**Estratto del testo:**
************
Da una lettura attenta del brano marciano, emerge abbastanza chiaramente anche l’intenzione di affermare che Gesù è la Parola di Dio - «Ascoltatelo» (Cf. Dt 18,15) -, che riunisce in sé la Legge e i Profeti e li porta a compimento. La Parola di Gesù è parola divina e ascoltare lui significa ascoltare il Padre celeste: questa corrispondenza «è tipica anche del profeta dell’Antico Testamento; Gesù però non è riducibile a dimensioni puramente profetiche, essendo il Figlio di Dio. La sua parola è definitiva, propria dei tempi ultimi» (G. B.).
Non ascoltarla avrebbe effetti catastrofici per l’uomo, sarebbe per sempre perduto (Cf. Ap 21,8).
La Parola di Gesù è fonte di vita eterna per chi la accoglie (Cf. Gv 5,24); costui non «vedrà la morte in eterno» (Gv 8,51-52). Cristo, infatti, Verbo di Dio, ha «parole di vita eterna» (Gv 6,68); le sue parole sono «spirito e vita» (Gv 6,63). Per questo occorre che l’uomo, deposta «ogni impurità e ogni eccesso di malizia», accolga con docilità la parola di Gesù che è stata seminata in lui e che può salvare la sua anima (Cf. Gc 1,21). Imperiosamente la osservi, la custodisca (Cf. Gv 14,24; 15,20; Ap 3,8), la metta in pratica (Cf. Gc 1,22) e perseveri in essa (Cf. Gv 8,31; 15,7). La voce del Padre, come avvenne per il Battesimo (Cf. Mc 1,11), conferma la filiazione divina di Gesù. I tre discepoli, poi, «guardandosi attorno, non videro più nessuno», questo perché basta lui come dottore della legge perfetta e definitiva.
Il chiedersi «che cosa volesse dire risorgere dai morti», non «verteva circa la possibilità della risurrezione dei morti, allora ammessa comunemente da tutti nel mondo giudaico, ad eccezione dei sadducei [Cf. 12,18], ma circa l’indicazione concreta fornita dallo stesso Gesù, le cui parole “fino a quando il Figlio dell’uomo non fosse risuscitato dai morti” supponevano che il Messia dovesse soffrire e morire. E ciò per loro era ancora inconcepibile [Cf. Mc 8,32]» (Adalberto Sisti, Marco).
Nella 2Pt si fa riferimento alla Trasfigurazione, ma con intenzioni che vanno al di là del semplice ricordo; infatti, è inteso «a scalzare le obiezioni mosse contro la parusia, mostrando, sulla testimonianza dei testi oculari apostolici, che Gesù possiede già le qualità essenziali che saranno manifestate alla sua parusia: maestà, onore e gloria dal Padre, figliolanza messianica e divina» (T. W. Leaby).


Vincenzo Raffa (Liturgia Festiva): La trasfigurazione è una delle più sfolgoranti manifestazioni messianiche per il suo valore certificante in ordine alla identità del Cristo. Nel piano evangelico equivale a una testimonianza altissima da parte di chi la fa, per il suo contenuto e per i destinatari.
************
**Righe di dati:**
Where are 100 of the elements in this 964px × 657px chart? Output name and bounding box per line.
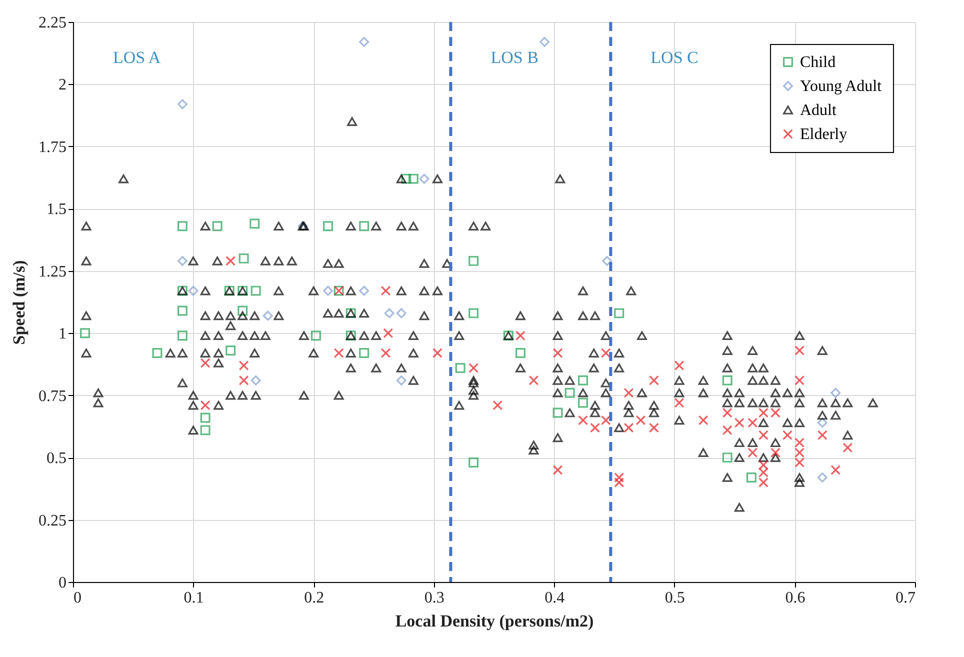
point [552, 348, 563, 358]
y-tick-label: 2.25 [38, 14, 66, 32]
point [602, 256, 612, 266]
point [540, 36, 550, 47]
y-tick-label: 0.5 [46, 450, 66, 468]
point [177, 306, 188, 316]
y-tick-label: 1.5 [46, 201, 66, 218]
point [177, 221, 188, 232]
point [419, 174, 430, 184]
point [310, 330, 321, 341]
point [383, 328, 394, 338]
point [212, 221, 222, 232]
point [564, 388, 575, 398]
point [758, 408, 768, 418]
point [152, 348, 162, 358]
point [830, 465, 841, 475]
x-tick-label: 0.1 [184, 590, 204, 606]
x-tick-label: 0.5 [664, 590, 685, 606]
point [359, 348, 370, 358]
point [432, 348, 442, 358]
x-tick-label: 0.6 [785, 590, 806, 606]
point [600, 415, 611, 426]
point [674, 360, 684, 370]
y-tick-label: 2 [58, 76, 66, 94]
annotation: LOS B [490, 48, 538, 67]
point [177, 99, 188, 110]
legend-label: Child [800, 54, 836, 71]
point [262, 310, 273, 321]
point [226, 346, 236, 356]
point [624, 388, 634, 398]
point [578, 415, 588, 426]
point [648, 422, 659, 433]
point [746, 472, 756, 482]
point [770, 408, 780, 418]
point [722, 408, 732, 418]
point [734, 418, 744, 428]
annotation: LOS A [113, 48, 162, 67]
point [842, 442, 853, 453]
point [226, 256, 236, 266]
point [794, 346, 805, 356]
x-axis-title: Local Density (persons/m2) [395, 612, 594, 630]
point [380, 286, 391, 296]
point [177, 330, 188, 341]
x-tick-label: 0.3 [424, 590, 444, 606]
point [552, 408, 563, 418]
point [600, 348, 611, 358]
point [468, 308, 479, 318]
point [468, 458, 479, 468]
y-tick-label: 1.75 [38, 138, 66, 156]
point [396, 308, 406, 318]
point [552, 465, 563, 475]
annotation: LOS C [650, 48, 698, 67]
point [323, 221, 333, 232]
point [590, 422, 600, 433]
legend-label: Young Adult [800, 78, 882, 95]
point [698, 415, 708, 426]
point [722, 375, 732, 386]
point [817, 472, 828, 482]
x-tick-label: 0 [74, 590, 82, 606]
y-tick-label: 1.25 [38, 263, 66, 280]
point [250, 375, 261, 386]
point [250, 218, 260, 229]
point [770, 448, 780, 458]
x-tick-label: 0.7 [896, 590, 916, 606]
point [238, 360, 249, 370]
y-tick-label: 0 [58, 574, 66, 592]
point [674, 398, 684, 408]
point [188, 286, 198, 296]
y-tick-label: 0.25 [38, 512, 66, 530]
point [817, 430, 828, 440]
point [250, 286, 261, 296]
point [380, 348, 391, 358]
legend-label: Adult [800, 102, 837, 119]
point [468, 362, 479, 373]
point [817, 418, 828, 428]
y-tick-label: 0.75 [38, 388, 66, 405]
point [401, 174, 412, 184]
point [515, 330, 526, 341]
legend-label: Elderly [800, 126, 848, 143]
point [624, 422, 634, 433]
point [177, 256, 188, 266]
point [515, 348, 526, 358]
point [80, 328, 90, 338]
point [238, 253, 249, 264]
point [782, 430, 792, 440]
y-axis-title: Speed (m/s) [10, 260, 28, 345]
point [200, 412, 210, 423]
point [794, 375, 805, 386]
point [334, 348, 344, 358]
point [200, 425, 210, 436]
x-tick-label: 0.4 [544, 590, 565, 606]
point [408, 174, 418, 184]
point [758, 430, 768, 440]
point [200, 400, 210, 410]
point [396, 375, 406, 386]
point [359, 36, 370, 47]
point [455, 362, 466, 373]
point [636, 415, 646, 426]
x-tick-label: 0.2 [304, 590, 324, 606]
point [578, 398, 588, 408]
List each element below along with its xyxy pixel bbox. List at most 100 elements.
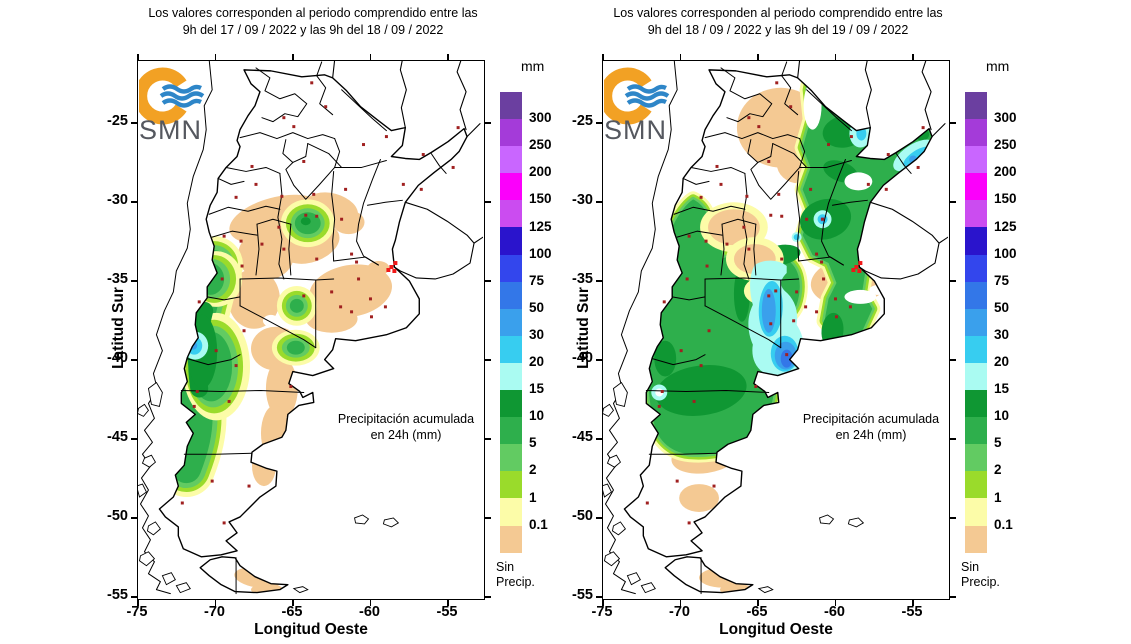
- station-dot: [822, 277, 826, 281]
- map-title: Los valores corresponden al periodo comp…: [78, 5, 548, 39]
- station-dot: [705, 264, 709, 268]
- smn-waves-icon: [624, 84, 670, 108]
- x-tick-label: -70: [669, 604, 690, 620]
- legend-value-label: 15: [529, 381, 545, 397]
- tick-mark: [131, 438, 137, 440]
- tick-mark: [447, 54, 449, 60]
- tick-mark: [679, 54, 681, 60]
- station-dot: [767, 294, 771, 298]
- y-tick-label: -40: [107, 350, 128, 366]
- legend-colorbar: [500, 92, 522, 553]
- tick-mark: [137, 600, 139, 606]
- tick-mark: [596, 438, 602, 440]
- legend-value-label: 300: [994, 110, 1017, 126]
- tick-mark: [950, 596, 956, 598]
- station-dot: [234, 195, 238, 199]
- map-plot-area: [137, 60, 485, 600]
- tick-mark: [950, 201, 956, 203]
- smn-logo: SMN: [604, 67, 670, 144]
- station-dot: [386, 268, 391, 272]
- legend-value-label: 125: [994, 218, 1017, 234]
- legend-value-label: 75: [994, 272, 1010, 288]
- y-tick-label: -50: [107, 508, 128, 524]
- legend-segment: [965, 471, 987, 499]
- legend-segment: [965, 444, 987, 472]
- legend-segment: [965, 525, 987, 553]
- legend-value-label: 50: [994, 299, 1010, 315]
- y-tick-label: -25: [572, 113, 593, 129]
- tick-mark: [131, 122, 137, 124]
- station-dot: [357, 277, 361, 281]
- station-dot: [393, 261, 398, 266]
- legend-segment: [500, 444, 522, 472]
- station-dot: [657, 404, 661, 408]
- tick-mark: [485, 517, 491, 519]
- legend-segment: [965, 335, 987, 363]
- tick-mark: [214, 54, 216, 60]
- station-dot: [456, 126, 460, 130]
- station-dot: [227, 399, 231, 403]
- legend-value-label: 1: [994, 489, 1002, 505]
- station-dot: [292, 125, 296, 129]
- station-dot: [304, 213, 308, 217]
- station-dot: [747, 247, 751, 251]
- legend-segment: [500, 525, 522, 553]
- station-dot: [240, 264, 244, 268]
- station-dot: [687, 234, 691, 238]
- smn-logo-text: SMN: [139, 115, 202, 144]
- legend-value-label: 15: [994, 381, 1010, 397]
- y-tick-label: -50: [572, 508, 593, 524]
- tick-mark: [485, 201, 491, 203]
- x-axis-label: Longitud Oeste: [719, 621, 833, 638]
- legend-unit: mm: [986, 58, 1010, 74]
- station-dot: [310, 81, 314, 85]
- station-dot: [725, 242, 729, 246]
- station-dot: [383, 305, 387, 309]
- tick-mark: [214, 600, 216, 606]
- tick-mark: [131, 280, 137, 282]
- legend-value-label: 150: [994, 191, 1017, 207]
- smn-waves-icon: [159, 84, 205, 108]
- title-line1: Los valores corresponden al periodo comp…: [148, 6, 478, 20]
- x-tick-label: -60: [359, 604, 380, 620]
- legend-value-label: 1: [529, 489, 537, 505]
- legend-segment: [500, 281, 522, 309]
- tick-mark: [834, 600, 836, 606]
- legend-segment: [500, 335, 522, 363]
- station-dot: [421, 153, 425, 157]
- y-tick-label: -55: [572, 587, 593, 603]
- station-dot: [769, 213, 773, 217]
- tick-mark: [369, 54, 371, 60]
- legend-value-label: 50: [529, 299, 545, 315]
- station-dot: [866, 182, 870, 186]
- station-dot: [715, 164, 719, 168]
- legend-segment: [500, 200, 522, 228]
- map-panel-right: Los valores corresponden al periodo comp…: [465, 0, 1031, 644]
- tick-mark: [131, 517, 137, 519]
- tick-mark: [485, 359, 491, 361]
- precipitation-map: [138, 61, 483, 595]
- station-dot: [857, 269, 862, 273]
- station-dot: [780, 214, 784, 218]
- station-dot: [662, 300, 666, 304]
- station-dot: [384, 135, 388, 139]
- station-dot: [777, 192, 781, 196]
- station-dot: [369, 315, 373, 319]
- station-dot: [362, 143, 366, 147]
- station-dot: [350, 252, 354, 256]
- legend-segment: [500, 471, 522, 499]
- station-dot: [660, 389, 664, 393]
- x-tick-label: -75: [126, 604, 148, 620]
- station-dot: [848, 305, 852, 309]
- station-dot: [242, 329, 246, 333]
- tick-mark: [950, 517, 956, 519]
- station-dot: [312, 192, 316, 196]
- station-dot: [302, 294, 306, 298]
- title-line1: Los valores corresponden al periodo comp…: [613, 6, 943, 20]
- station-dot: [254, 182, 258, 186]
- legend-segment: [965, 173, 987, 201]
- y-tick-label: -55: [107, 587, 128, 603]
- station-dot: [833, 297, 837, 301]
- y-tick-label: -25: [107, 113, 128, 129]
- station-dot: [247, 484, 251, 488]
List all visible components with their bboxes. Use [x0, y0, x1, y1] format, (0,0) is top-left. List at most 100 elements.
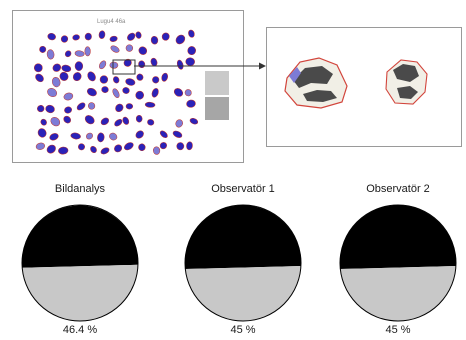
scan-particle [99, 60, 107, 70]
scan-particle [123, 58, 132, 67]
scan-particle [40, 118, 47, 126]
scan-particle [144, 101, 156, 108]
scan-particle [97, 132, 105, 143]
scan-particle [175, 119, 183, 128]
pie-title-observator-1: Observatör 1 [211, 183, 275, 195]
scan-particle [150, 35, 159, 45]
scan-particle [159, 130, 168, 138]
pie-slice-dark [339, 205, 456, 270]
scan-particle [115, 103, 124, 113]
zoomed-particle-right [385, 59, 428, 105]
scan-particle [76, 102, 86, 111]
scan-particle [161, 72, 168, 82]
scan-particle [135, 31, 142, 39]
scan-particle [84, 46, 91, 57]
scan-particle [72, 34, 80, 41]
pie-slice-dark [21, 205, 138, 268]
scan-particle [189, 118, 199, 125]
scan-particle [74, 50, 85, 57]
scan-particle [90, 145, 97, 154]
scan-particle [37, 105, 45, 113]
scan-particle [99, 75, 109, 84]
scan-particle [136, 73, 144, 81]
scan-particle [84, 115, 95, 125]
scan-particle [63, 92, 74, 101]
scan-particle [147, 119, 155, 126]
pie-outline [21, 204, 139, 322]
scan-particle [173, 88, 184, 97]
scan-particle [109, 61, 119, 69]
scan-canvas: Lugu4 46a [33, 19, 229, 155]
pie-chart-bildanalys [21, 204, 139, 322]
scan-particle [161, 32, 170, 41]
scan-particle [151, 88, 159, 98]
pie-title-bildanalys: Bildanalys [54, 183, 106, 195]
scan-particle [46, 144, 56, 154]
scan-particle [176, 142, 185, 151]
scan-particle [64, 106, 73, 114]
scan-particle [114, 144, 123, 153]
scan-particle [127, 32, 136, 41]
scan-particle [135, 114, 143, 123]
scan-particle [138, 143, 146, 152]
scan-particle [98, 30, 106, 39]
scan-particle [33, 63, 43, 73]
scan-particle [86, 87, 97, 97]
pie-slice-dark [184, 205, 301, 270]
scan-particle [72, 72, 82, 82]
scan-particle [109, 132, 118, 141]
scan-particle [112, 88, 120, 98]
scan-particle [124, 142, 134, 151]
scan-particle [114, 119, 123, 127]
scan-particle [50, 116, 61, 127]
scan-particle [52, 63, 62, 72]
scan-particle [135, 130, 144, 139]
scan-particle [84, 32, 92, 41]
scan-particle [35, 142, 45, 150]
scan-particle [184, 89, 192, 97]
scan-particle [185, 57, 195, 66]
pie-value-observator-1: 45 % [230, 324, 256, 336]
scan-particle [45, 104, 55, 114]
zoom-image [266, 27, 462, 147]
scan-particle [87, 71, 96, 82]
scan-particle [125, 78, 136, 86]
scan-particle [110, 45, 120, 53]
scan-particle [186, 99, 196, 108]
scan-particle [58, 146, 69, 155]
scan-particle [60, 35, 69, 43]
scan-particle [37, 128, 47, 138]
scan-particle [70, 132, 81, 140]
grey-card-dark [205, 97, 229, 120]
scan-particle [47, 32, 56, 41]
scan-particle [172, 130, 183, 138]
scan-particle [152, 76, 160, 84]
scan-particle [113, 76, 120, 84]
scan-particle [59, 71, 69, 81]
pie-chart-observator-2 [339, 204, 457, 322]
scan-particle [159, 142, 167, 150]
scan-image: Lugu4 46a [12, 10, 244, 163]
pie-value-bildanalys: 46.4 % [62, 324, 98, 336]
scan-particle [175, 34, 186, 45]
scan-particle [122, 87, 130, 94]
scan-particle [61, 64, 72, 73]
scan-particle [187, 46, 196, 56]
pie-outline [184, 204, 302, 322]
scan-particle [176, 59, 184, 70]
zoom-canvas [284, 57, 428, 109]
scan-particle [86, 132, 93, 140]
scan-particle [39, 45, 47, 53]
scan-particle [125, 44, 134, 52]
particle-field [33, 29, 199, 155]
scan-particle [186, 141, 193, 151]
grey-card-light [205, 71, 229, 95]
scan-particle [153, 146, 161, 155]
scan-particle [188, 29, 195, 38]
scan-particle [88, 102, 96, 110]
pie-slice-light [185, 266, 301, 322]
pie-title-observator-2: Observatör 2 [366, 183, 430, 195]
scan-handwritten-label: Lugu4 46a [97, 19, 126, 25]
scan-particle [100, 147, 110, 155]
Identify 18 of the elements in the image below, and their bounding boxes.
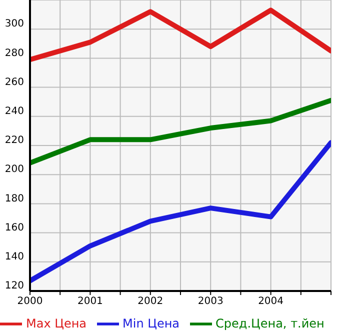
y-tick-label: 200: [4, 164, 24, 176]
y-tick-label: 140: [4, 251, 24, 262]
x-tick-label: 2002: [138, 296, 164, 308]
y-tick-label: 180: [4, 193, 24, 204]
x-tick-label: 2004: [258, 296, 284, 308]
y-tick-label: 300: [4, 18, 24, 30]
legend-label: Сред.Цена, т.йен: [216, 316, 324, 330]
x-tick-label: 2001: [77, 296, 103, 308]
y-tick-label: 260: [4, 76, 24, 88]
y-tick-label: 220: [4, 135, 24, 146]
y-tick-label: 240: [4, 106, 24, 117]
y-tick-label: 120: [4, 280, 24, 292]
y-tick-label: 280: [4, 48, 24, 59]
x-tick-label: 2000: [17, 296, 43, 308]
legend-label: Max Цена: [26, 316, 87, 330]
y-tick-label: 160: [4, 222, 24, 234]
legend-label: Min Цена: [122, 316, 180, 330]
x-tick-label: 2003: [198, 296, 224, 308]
************
**Compiti da svolgere:**
• a. Nel commento sulla Trasfigurazione, spiega perché la domanda dei discepoli su «che cosa volesse dire risorgere dai morti» non riguardava la possibilità della risurrezione. Usa da una a tre frasi.
• b. Scrivi il seguito del commento sulla Trasfigurazione, riprendendo subito dopo l'ultima frase.

**Risposte per compito:**
• a. La risurrezione dei morti era allora ammessa comunemente da tutti nel mondo giudaico, tranne che dai sadducei. La domanda riguardava invece l'indicazione concreta data da Gesù: le sue parole sulla risurrezione del Figlio dell'uomo supponevano che il Messia dovesse soffrire e morire, cosa che per i discepoli era ancora inconcepibile.

• b.
È lo stesso Dio Padre che interviene e si manifesta nella voce, nella parola, nello splendore esterno e nella nube, la quale nella Scrittura è il segno della teofania (Es 16,10; Lev 16,2; 1Re 8,10-12).
Rivelando che Cristo è suo Figlio, Iddio lo palesa come Verbo divino, consustanziale con se medesimo, coeterno, coinfinito, coonnipotente, coonnisciente, coonnipresente. Mostra che è lui l’uomo prescelto fra tutti come Messia, Consacrato, Inviato, Salvatore universale, Rivelatore del pensiero divino. Conferma con ciò la confessione di Pietro: «Tu sei il Cristo» (Mc 9,29), con tutti gli attributi e le prerogative che questo titolo comportava nella tradizione biblica e giudaica. Ratifica tutte le attività del figlio di Maria come adempimento delle volontà divine e manifestazione della vita trinitaria. Conferisce forza di salvezza a tutte le sue azioni, come svolgimento del  grande piano di redenzione.
Dio Padre non rivolge la sua proclamazione sul Tabor ai soli apostoli, a tutti gli uomini di tutte le generazioni, perché il destino di tutti era legato indissolubilmente all’opera del Cristo.
La metamorfosi (tale è il termine greco di 9,2), cioè la deificazione dell’umanità di Cristo, resasi visibile agli occhi materiali dei presenti sul monte, era segno e saggio della partecipazione da parte del cristiano alla vita divina mediante la fede, il battesimo e gli altri sacramenti. Ma preludeva soprattutto al possesso della gloria divina in paradiso. L’evento del Tabor, insieme agli altri misteri Cristo, era anche causa dell’apoteosi riservata ai cristiani (cfr. SC 102).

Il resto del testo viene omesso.